**Page**:
========================

It's GM3's pick now, 8 hours since I pm'd master8492.

Let's get this thing moving.


----------



## GM3

I made my pick. I think the selection thread is wrong, it says masters has till 2:15 but the last pick was made more than 12 hours ago.


----------



## cpawfan

GM3 said:


> I made my pick. I think the selection thread is wrong, it says masters has till 2:15 but the last pick was made more than 12 hours ago.


I did that on the selection thread to give him the benefit of the doubt since that is from when I PM'd him. However, since Lach PM'd I have no problem following the rules and skipping him.

BTW, you just ruined Rawse's entire draft


----------



## GM3

cpawfan said:


> I did that on the selection thread to give him the benefit of the doubt since that is from when I PM'd him. However, since Lach PM'd I have no problem following the rules and skipping him.
> 
> BTW, you just ruined Rawse's entire draft


He can always go with Rudy Gay.


----------



## cpawfan

What a surprise, Weasel took Brand. I never saw that one coming.


----------



## Weasel

cpawfan said:


> What a surprise, Weasel took Brand. I never saw that one coming.



I know, firefox kept crashing when I signed on today, I had to resert my computer twice and was hoping master8492 didn't jump online and steal Brand.


----------



## The Future7

Lachlanwood32 said:


> He's not a top 10 talent. He's also on the declining side of his career. Nash has had 2 great seasons, and sure he can be labelled a two time MVP. Does he fit the mold of past 2-timers? No. He makes his teammates better, but if you stuck a mature PG in his place they'd get you the same results. This is all my opinion, I don't think he's worth a top 10 pick.
> 
> I think we should refrain from talking about players that haven't been picked yet, so I won't say anything about players still on the board.


lol. I wasnt serious about Nash, I only said that so he would be in everyones thoughts.


----------



## New Jazzy Nets

For anyone that cares im going to be making everyones team on nba 2k6 and sim the season and see how everything comes out. Because I want something more then just debating who has a good team.


----------



## Kingpin66

If anyones interested in #14 let me know now, cause ive got some good offers but nuthing thats been great...in less than an half an hour i will pick if there isnt anything good on the table


----------



## New Jazzy Nets

Sorry if this has been asked but are this years rookies eligible to be drafted?


----------



## cpawfan

New Jazzy Nets said:


> Sorry if this has been asked but are this years rookies eligible to be drafted?


Yes they are eligible


----------



## KiddFan4eva5

New Jazzy Nets said:


> For anyone that cares im going to be making everyones team on nba 2k6 and sim the season and see how everything comes out. Because I want something more then just debating who has a good team.

========================

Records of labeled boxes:
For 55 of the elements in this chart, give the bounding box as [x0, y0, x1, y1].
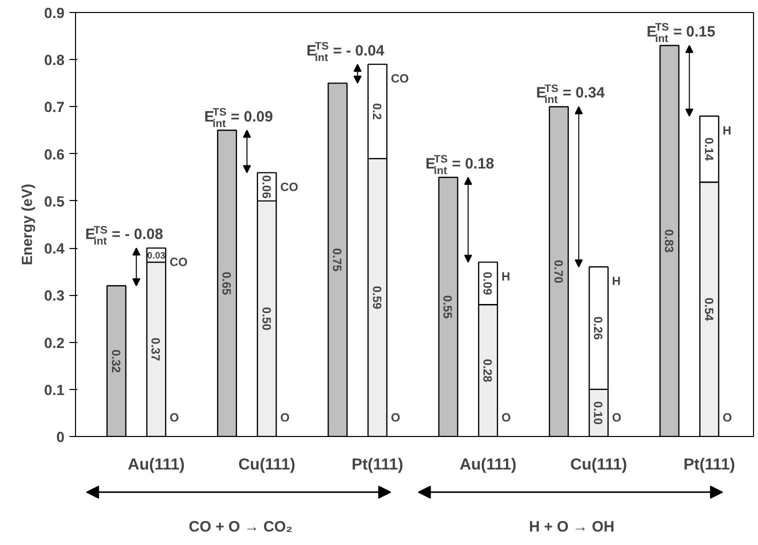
text: H	[722, 123, 732, 138]
data-label: 0.55	[440, 295, 455, 319]
y-tick-label: 0	[56, 430, 65, 446]
data-label: 0.59	[370, 286, 384, 310]
text: CO	[280, 180, 298, 194]
data-label: 0.09	[480, 272, 495, 296]
bar	[548, 106, 569, 436]
data-label: 0.75	[330, 248, 344, 272]
text: H	[612, 274, 621, 288]
bar	[328, 82, 348, 436]
y-tick-label: 0.6	[44, 147, 64, 164]
text: O	[280, 410, 290, 425]
y-axis-title: Energy (eV)	[20, 184, 36, 266]
data-label: 0.14	[702, 137, 716, 162]
data-label: 0.28	[480, 358, 495, 383]
x-tick-label: Cu(111)	[238, 456, 296, 474]
bar	[438, 176, 458, 436]
y-tick-label: 0.5	[44, 194, 64, 210]
text: O	[722, 410, 732, 425]
y-tick-label: 0.4	[44, 242, 66, 258]
text: H + O → OH	[529, 518, 614, 536]
y-tick-label: 0.2	[44, 336, 64, 352]
data-label: 0.2	[370, 103, 384, 120]
data-label: 0.83	[662, 229, 676, 253]
x-tick-label: Pt(111)	[352, 456, 404, 474]
data-label: 0.37	[148, 338, 163, 362]
data-label: 0.10	[591, 401, 606, 425]
bar	[217, 130, 238, 436]
data-label: 0.06	[259, 175, 274, 199]
data-label: 0.70	[551, 260, 566, 284]
data-label: 0.32	[108, 349, 123, 374]
x-tick-label: Pt(111)	[683, 456, 736, 474]
data-label: 0.54	[702, 298, 716, 322]
y-tick-label: 0.3	[44, 288, 64, 305]
text: O	[612, 410, 622, 425]
text: CO	[390, 71, 409, 86]
data-label: 0.50	[259, 307, 274, 331]
y-tick-label: 0.7	[44, 100, 64, 116]
text: O	[501, 410, 511, 425]
data-label: 0.26	[591, 316, 606, 340]
y-tick-label: 0.9	[44, 6, 64, 22]
series-label: CO	[170, 255, 188, 270]
x-tick-label: Au(111)	[128, 456, 185, 474]
text: O	[390, 410, 400, 425]
y-tick-label: 0.8	[44, 53, 64, 70]
data-label: 0.65	[220, 272, 234, 296]
bar	[659, 44, 680, 436]
x-tick-label: Cu(111)	[570, 456, 628, 474]
bar	[106, 285, 126, 436]
data-label: 0.03	[147, 250, 166, 261]
series-label: O	[170, 410, 179, 425]
y-tick-label: 0.1	[44, 382, 64, 399]
text: CO + O → CO₂	[188, 518, 293, 536]
series-label: H	[501, 269, 510, 284]
x-tick-label: Au(111)	[460, 456, 517, 474]
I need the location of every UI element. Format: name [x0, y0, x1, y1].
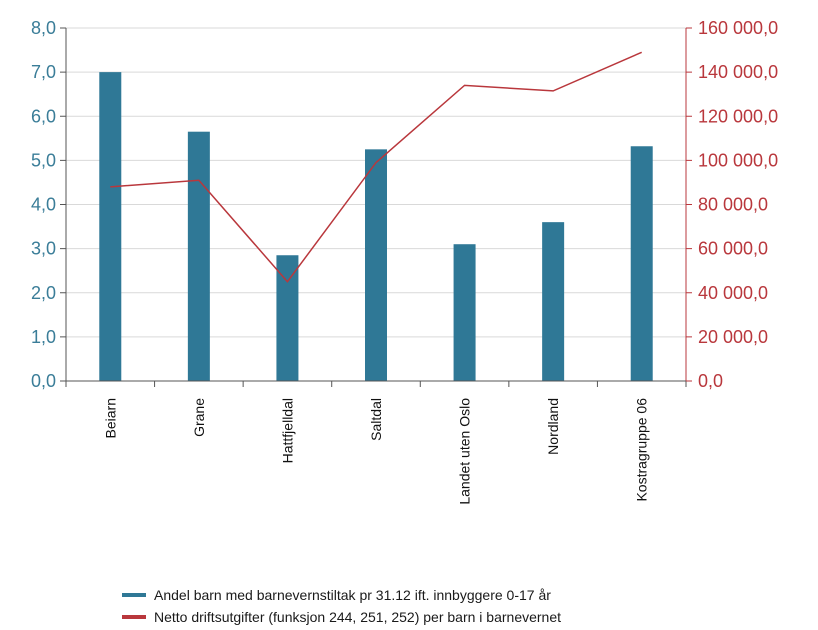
right-tick-label: 120 000,0 — [698, 106, 778, 126]
right-tick-label: 160 000,0 — [698, 18, 778, 38]
bar-grane — [187, 131, 210, 381]
right-tick-label: 140 000,0 — [698, 62, 778, 82]
axes — [65, 28, 687, 387]
legend-swatch-line — [122, 615, 146, 619]
bar-hattfjelldal — [276, 255, 299, 381]
right-tick-label: 100 000,0 — [698, 150, 778, 170]
category-label: Beiarn — [102, 398, 118, 438]
left-tick-label: 8,0 — [31, 18, 56, 38]
line-netto-driftsutgifter — [110, 51, 643, 283]
left-tick-label: 5,0 — [31, 150, 56, 170]
legend-item-bar: Andel barn med barnevernstiltak pr 31.12… — [122, 584, 561, 606]
category-label: Hattfjelldal — [279, 398, 295, 463]
bar-series — [99, 72, 653, 381]
bar-saltdal — [365, 149, 387, 381]
bar-kostragruppe-06 — [630, 146, 653, 381]
line-series — [110, 51, 643, 283]
left-tick-label: 3,0 — [31, 239, 56, 259]
legend-label-bar: Andel barn med barnevernstiltak pr 31.12… — [154, 587, 551, 603]
category-label: Saltdal — [368, 398, 384, 441]
left-axis-ticks: 0,0 1,0 2,0 3,0 4,0 5,0 6,0 7,0 8,0 — [31, 18, 66, 391]
category-label: Landet uten Oslo — [457, 398, 473, 505]
bar-nordland — [542, 222, 565, 381]
category-labels: Beiarn Grane Hattfjelldal Saltdal Landet ute… — [102, 398, 649, 505]
category-label: Nordland — [545, 398, 561, 455]
left-tick-label: 0,0 — [31, 371, 56, 391]
legend-item-line: Netto driftsutgifter (funksjon 244, 251,… — [122, 606, 561, 628]
left-tick-label: 4,0 — [31, 195, 56, 215]
right-tick-label: 20 000,0 — [698, 327, 768, 347]
right-axis-ticks: 0,0 20 000,0 40 000,0 60 000,0 80 000,0 100 0… — [686, 18, 778, 391]
category-label: Kostragruppe 06 — [634, 398, 650, 502]
right-tick-label: 0,0 — [698, 371, 723, 391]
left-tick-label: 7,0 — [31, 62, 56, 82]
legend-swatch-bar — [122, 593, 146, 597]
right-tick-label: 60 000,0 — [698, 239, 768, 259]
category-label: Grane — [191, 398, 207, 437]
bar-beiarn — [99, 72, 122, 381]
bar-landet-uten-oslo — [453, 244, 476, 381]
right-tick-label: 40 000,0 — [698, 283, 768, 303]
legend: Andel barn med barnevernstiltak pr 31.12… — [122, 584, 561, 628]
legend-label-line: Netto driftsutgifter (funksjon 244, 251,… — [154, 609, 562, 625]
combo-chart: 0,0 1,0 2,0 3,0 4,0 5,0 6,0 7,0 8,0 0,0 20 000,0 4… — [31, 18, 778, 505]
left-tick-label: 2,0 — [31, 283, 56, 303]
right-tick-label: 80 000,0 — [698, 195, 768, 215]
left-tick-label: 6,0 — [31, 106, 56, 126]
left-tick-label: 1,0 — [31, 327, 56, 347]
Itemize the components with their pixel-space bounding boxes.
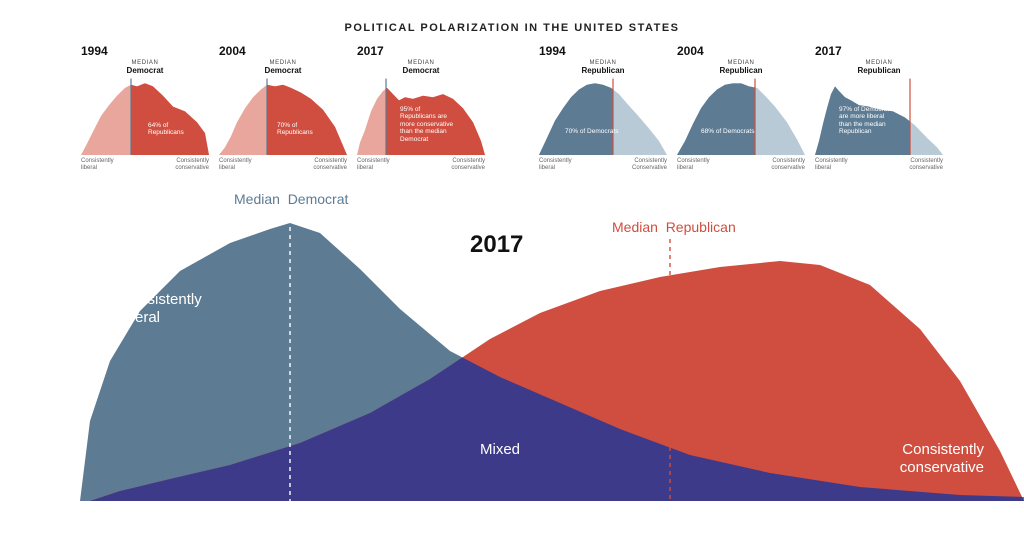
median-republican-label: Median Republican [612, 219, 736, 235]
small-panel-dem-2004: 2004 MEDIAN Democrat Consistently libera… [219, 44, 347, 171]
axis-left: Consistently liberal [357, 158, 407, 171]
axis-right: Consistently conservative [755, 158, 805, 171]
panel-annotation: 97% of Democrats are more liberal than t… [839, 106, 895, 136]
median-who: Democrat [357, 66, 485, 75]
panel-year: 2017 [815, 44, 943, 58]
median-who: Republican [815, 66, 943, 75]
median-who: Republican [677, 66, 805, 75]
page-title: POLITICAL POLARIZATION IN THE UNITED STA… [0, 0, 1024, 44]
median-who: Democrat [81, 66, 209, 75]
small-panel-dem-2017: 2017 MEDIAN Democrat Consistently libera… [357, 44, 485, 171]
axis-right: Consistently conservative [435, 158, 485, 171]
small-panel-dem-1994: 1994 MEDIAN Democrat Consistently libera… [81, 44, 209, 171]
small-multiples-row: 1994 MEDIAN Democrat Consistently libera… [0, 44, 1024, 171]
panel-annotation: 70% of Republicans [277, 122, 333, 137]
panel-annotation: 68% of Democrats [701, 128, 754, 135]
main-chart: Median Democrat Median Republican 2017 C… [0, 191, 1024, 501]
panel-year: 1994 [539, 44, 667, 58]
median-democrat-label: Median Democrat [234, 191, 348, 207]
axis-left: Consistently liberal [539, 158, 589, 171]
consistently-conservative-label: Consistently conservative [864, 441, 984, 477]
median-who: Republican [539, 66, 667, 75]
axis-right: Consistently Conservative [617, 158, 667, 171]
panel-year: 2004 [677, 44, 805, 58]
axis-right: Consistently conservative [159, 158, 209, 171]
panel-annotation: 64% of Republicans [148, 122, 204, 137]
axis-left: Consistently liberal [81, 158, 131, 171]
small-panel-rep-1994: 1994 MEDIAN Republican Consistently libe… [539, 44, 667, 171]
panel-year: 1994 [81, 44, 209, 58]
axis-left: Consistently liberal [677, 158, 727, 171]
panel-annotation: 70% of Democrats [565, 128, 618, 135]
axis-left: Consistently liberal [219, 158, 269, 171]
axis-left: Consistently liberal [815, 158, 865, 171]
panel-annotation: 95% of Republicans are more conservative… [400, 106, 456, 143]
small-panel-rep-2017: 2017 MEDIAN Republican Consistently libe… [815, 44, 943, 171]
panel-year: 2017 [357, 44, 485, 58]
panel-year: 2004 [219, 44, 347, 58]
axis-right: Consistently conservative [893, 158, 943, 171]
big-year-label: 2017 [470, 231, 523, 259]
axis-right: Consistently conservative [297, 158, 347, 171]
small-panel-rep-2004: 2004 MEDIAN Republican Consistently libe… [677, 44, 805, 171]
mixed-label: Mixed [480, 441, 520, 459]
consistently-liberal-label: Consistently liberal [120, 291, 230, 327]
median-who: Democrat [219, 66, 347, 75]
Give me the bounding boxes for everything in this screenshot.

========================

**Requirement**: Render this sentence from the draft thread in Spanish: "I think we should refrain from talking about players that haven't been picked yet, so I won't say anything about players still on the board."

**Complete response**: Creo que deberíamos abstenernos de hablar de jugadores que aún no han sido elegidos, así que no diré nada sobre los jugadores que siguen disponibles.